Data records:
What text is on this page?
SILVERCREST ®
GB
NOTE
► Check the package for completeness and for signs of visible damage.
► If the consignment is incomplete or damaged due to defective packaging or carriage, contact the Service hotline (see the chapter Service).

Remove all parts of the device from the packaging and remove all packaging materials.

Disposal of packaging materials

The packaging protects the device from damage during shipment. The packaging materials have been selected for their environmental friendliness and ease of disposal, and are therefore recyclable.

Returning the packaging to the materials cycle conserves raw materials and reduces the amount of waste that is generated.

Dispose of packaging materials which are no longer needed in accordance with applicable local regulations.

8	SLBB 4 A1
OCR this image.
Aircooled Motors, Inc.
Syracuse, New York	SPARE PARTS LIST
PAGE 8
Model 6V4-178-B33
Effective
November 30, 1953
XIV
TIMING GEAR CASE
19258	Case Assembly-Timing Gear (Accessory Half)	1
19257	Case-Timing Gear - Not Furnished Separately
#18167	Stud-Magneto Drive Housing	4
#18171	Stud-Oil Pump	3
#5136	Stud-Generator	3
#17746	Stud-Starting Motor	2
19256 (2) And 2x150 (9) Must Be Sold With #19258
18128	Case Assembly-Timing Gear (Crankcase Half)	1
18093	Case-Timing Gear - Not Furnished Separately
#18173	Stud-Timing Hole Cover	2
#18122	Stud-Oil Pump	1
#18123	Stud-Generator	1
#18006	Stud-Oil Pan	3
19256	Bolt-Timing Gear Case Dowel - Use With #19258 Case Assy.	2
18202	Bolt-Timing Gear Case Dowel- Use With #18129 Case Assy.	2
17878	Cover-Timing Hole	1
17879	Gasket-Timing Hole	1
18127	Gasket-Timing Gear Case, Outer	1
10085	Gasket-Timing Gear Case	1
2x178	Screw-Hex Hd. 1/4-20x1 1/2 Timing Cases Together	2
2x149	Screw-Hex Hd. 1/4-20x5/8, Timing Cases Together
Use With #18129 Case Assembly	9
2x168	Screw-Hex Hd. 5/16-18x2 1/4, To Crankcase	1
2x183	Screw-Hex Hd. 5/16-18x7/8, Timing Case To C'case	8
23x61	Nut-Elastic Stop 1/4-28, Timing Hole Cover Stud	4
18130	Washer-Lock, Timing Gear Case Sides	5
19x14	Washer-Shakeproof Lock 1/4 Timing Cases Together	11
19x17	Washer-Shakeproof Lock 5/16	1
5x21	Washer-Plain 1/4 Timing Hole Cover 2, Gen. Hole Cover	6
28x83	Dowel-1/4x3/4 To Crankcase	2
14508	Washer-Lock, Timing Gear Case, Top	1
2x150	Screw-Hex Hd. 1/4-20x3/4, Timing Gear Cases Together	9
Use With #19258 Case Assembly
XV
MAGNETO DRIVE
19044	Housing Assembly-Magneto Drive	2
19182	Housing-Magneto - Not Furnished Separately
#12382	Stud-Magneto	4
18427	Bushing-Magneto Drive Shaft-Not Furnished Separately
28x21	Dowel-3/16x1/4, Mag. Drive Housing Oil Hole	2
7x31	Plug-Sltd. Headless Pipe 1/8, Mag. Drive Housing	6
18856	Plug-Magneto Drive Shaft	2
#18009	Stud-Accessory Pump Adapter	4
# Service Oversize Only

◆ PROBLEM:
Reproduce all data above, unchanged.

◆ THE OUTPUT:
What text is on this page?
SILVERCREST ®
GB
NOTE
► Check the package for completeness and for signs of visible damage.
► If the consignment is incomplete or damaged due to defective packaging or carriage, contact the Service hotline (see the chapter Service).

Remove all parts of the device from the packaging and remove all packaging materials.

Disposal of packaging materials

The packaging protects the device from damage during shipment. The packaging materials have been selected for their environmental friendliness and ease of disposal, and are therefore recyclable.

Returning the packaging to the materials cycle conserves raw materials and reduces the amount of waste that is generated.

Dispose of packaging materials which are no longer needed in accordance with applicable local regulations.

8	SLBB 4 A1
OCR this image.
Aircooled Motors, Inc.
Syracuse, New York	SPARE PARTS LIST
PAGE 8
Model 6V4-178-B33
Effective
November 30, 1953
XIV
TIMING GEAR CASE
19258	Case Assembly-Timing Gear (Accessory Half)	1
19257	Case-Timing Gear - Not Furnished Separately
#18167	Stud-Magneto Drive Housing	4
#18171	Stud-Oil Pump	3
#5136	Stud-Generator	3
#17746	Stud-Starting Motor	2
19256 (2) And 2x150 (9) Must Be Sold With #19258
18128	Case Assembly-Timing Gear (Crankcase Half)	1
18093	Case-Timing Gear - Not Furnished Separately
#18173	Stud-Timing Hole Cover	2
#18122	Stud-Oil Pump	1
#18123	Stud-Generator	1
#18006	Stud-Oil Pan	3
19256	Bolt-Timing Gear Case Dowel - Use With #19258 Case Assy.	2
18202	Bolt-Timing Gear Case Dowel- Use With #18129 Case Assy.	2
17878	Cover-Timing Hole	1
17879	Gasket-Timing Hole	1
18127	Gasket-Timing Gear Case, Outer	1
10085	Gasket-Timing Gear Case	1
2x178	Screw-Hex Hd. 1/4-20x1 1/2 Timing Cases Together	2
2x149	Screw-Hex Hd. 1/4-20x5/8, Timing Cases Together
Use With #18129 Case Assembly	9
2x168	Screw-Hex Hd. 5/16-18x2 1/4, To Crankcase	1
2x183	Screw-Hex Hd. 5/16-18x7/8, Timing Case To C'case	8
23x61	Nut-Elastic Stop 1/4-28, Timing Hole Cover Stud	4
18130	Washer-Lock, Timing Gear Case Sides	5
19x14	Washer-Shakeproof Lock 1/4 Timing Cases Together	11
19x17	Washer-Shakeproof Lock 5/16	1
5x21	Washer-Plain 1/4 Timing Hole Cover 2, Gen. Hole Cover	6
28x83	Dowel-1/4x3/4 To Crankcase	2
14508	Washer-Lock, Timing Gear Case, Top	1
2x150	Screw-Hex Hd. 1/4-20x3/4, Timing Gear Cases Together	9
Use With #19258 Case Assembly
XV
MAGNETO DRIVE
19044	Housing Assembly-Magneto Drive	2
19182	Housing-Magneto - Not Furnished Separately
#12382	Stud-Magneto	4
18427	Bushing-Magneto Drive Shaft-Not Furnished Separately
28x21	Dowel-3/16x1/4, Mag. Drive Housing Oil Hole	2
7x31	Plug-Sltd. Headless Pipe 1/8, Mag. Drive Housing	6
18856	Plug-Magneto Drive Shaft	2
#18009	Stud-Accessory Pump Adapter	4
# Service Oversize Only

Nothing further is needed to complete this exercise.